→ Problem requirements
Note each line where "https" appears, and copy it.

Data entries
· · · · · · ·
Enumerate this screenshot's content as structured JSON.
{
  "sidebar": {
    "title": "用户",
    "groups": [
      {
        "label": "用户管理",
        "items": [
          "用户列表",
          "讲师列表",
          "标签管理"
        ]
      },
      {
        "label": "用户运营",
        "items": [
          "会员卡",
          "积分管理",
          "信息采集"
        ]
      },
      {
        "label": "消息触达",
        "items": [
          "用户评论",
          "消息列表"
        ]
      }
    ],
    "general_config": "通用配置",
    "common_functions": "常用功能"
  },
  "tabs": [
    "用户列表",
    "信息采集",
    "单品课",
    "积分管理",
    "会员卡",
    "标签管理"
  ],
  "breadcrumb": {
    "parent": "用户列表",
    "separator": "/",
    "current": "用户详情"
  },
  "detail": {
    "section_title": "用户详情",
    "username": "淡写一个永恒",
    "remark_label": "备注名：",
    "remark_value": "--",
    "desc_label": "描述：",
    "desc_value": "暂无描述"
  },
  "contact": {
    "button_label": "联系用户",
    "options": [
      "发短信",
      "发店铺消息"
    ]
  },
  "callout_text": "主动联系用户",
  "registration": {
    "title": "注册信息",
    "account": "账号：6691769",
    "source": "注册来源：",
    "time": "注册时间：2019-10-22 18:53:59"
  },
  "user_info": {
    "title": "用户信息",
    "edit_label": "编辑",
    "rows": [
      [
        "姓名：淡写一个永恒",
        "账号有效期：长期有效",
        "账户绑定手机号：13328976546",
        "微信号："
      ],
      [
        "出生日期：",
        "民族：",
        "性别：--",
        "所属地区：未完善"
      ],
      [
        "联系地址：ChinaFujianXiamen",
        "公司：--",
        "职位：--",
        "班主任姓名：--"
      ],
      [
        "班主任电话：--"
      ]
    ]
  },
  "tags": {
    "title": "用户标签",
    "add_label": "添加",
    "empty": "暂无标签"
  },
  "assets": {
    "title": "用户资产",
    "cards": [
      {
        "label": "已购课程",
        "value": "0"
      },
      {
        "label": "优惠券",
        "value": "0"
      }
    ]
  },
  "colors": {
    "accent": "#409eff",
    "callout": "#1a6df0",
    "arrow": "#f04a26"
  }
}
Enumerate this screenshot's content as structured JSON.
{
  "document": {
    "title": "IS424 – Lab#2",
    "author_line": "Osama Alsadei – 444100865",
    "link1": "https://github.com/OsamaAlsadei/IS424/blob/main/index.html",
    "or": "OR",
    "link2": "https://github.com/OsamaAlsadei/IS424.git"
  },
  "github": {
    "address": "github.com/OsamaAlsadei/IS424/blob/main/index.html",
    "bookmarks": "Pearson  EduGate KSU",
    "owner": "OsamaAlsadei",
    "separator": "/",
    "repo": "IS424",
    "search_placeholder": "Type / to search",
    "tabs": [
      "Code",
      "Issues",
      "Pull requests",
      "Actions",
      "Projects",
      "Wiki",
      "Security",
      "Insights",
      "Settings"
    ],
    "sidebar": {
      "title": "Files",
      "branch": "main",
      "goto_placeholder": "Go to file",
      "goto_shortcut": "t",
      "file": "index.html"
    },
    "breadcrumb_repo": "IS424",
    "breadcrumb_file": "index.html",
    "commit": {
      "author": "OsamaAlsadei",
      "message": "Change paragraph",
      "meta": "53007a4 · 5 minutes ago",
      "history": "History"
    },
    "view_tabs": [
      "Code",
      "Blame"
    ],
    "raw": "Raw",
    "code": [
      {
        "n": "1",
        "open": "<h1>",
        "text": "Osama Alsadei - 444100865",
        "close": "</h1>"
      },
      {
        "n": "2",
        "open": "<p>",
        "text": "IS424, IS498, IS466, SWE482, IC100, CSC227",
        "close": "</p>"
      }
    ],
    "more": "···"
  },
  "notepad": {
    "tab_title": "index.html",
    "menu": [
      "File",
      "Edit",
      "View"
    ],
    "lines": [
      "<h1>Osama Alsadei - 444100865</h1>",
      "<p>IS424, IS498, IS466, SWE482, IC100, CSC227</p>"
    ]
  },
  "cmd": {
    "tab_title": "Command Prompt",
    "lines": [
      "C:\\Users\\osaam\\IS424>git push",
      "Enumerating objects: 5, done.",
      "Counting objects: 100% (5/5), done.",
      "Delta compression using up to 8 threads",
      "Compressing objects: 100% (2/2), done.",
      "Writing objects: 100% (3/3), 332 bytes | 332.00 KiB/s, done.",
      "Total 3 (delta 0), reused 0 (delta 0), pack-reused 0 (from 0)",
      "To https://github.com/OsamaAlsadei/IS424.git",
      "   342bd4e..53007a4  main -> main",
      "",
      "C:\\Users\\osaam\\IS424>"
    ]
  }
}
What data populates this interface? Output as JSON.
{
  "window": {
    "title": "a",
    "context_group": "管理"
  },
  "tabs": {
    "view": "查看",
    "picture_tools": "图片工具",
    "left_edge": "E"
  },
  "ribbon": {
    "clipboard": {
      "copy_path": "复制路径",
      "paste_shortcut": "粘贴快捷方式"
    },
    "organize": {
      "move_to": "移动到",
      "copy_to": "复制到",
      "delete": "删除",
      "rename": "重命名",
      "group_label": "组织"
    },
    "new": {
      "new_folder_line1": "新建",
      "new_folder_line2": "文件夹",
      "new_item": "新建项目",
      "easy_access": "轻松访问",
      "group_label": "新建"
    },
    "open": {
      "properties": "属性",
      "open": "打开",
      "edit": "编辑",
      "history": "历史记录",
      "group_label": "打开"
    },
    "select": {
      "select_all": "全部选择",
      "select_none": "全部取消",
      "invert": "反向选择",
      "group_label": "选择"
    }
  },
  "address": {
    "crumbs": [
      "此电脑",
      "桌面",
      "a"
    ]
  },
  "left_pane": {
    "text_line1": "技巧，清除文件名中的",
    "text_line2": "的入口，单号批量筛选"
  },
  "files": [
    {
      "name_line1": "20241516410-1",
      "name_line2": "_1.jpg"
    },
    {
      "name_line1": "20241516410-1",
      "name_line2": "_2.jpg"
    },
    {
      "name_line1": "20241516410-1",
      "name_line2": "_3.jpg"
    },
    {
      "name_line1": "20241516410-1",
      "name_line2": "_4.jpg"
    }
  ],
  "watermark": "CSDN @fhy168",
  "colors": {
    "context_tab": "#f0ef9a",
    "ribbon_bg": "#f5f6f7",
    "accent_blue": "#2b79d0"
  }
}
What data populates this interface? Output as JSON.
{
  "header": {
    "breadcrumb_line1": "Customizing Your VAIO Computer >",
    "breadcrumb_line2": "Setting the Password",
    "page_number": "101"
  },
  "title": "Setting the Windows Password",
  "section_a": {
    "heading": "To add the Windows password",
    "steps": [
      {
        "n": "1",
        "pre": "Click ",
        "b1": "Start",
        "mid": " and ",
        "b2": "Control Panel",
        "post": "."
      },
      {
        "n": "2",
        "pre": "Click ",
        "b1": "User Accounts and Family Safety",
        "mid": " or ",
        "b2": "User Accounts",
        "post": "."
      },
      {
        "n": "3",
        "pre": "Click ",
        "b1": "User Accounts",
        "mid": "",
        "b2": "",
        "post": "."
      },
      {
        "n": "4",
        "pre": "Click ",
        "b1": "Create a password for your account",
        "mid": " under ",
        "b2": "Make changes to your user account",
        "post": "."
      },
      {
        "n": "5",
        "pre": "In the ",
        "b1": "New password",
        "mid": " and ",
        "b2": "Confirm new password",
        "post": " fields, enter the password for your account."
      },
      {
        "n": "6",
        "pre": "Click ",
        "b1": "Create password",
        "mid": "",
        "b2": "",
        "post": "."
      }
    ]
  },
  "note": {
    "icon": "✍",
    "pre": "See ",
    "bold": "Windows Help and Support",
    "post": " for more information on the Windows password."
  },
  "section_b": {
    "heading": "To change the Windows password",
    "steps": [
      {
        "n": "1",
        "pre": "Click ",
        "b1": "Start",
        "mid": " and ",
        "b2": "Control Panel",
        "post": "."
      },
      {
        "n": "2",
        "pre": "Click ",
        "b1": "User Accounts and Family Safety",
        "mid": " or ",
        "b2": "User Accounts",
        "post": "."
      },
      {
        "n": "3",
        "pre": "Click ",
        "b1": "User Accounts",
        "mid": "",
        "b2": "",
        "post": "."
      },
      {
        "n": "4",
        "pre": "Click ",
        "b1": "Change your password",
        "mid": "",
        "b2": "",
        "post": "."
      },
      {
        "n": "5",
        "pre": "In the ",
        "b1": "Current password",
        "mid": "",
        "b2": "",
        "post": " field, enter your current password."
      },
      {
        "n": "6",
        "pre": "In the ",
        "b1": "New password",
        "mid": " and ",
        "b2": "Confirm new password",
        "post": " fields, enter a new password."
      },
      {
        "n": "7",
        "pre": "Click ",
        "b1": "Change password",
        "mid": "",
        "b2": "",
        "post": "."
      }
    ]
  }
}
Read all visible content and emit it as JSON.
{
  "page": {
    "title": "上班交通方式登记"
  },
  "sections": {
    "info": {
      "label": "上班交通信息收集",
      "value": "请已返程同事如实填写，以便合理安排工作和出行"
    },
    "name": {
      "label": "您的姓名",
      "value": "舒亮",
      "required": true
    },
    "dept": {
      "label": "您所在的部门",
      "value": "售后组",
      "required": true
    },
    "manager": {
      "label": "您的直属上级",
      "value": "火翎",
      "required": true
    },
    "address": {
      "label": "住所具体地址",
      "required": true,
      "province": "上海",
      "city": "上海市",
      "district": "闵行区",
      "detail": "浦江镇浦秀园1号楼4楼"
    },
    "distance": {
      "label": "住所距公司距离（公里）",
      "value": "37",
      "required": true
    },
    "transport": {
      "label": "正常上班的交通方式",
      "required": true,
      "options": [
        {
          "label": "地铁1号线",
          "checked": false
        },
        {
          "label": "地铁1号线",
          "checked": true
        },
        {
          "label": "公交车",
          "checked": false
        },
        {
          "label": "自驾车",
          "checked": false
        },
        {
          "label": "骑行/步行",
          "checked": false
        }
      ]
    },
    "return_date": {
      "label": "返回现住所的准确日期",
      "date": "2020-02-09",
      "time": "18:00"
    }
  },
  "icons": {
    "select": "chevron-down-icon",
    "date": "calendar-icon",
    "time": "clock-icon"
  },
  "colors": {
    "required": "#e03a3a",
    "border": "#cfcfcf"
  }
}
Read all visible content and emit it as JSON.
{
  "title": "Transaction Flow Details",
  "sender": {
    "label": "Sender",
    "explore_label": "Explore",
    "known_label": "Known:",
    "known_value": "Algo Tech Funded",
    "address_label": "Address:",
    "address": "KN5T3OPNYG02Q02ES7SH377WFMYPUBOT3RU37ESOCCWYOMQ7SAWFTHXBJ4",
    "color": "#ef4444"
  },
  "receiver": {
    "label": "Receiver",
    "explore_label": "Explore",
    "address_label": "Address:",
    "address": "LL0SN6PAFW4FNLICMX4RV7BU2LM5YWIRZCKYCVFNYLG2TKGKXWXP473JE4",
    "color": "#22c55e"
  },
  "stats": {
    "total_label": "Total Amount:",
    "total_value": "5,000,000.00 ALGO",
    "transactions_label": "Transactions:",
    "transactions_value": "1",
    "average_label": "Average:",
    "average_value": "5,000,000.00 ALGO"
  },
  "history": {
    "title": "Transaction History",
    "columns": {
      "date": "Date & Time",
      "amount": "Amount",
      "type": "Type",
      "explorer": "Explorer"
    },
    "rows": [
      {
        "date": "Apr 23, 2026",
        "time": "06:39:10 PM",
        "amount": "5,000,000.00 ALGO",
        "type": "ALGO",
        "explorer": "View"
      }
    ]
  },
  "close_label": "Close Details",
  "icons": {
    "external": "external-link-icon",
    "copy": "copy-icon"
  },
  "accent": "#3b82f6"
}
· · · · · · ·
→ The output
    "link1": "https://github.com/OsamaAlsadei/IS424/blob/main/index.html",
    "link2": "https://github.com/OsamaAlsadei/IS424.git"
      "To https://github.com/OsamaAlsadei/IS424.git",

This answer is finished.